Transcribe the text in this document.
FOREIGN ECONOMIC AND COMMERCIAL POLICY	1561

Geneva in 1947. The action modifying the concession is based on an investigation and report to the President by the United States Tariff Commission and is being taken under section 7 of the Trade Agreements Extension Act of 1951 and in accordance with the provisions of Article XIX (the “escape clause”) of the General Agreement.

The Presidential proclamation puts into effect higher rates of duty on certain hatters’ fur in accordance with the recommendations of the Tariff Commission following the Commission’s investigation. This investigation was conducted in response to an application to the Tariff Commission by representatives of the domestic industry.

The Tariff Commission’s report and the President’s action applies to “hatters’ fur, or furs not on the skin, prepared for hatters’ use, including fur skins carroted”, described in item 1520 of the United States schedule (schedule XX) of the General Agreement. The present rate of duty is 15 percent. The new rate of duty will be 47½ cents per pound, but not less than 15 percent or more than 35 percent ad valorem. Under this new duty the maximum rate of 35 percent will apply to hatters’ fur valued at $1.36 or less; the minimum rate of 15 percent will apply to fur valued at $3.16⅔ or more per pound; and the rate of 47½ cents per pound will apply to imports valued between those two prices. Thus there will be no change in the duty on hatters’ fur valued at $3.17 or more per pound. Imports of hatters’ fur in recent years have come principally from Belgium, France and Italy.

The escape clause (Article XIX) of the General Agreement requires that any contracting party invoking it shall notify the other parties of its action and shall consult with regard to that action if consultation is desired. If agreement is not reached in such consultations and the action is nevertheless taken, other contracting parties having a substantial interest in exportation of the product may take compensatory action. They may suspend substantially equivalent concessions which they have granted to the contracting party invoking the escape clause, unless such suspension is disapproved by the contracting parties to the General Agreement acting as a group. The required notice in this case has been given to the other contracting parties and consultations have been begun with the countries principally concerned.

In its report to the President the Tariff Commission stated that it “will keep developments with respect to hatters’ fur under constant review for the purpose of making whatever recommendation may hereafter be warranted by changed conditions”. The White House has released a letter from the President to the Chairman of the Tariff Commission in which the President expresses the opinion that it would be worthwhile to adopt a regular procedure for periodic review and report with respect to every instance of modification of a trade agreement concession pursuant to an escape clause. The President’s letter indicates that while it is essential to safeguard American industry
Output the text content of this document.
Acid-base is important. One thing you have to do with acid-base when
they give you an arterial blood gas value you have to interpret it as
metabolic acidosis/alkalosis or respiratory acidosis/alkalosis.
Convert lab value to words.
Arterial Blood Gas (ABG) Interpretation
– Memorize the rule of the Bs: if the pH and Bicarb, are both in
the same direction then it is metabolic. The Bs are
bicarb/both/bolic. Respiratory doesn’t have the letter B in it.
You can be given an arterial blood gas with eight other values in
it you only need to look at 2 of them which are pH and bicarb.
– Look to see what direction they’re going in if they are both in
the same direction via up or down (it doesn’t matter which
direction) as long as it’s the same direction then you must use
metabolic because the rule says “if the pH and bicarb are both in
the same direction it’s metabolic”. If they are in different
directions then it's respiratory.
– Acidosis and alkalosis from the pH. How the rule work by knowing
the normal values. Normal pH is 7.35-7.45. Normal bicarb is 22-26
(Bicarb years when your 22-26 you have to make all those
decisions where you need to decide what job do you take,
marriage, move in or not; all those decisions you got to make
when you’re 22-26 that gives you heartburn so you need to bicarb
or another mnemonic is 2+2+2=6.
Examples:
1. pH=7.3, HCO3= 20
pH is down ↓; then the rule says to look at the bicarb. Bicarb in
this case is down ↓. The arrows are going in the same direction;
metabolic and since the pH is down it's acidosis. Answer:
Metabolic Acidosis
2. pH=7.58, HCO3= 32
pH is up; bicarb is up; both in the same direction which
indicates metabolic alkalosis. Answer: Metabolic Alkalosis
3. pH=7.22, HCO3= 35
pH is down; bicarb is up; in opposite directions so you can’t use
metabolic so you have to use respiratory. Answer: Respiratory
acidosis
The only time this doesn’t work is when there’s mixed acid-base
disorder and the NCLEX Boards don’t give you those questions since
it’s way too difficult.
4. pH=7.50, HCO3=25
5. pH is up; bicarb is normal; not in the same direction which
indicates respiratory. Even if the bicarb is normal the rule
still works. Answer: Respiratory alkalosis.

--------------------------------------------------

Scan the lines above for "only", then copy every one that has it.

The answer –
it you only need to look at 2 of them which are pH and bicarb.
The only time this doesn’t work is when there’s mixed acid-base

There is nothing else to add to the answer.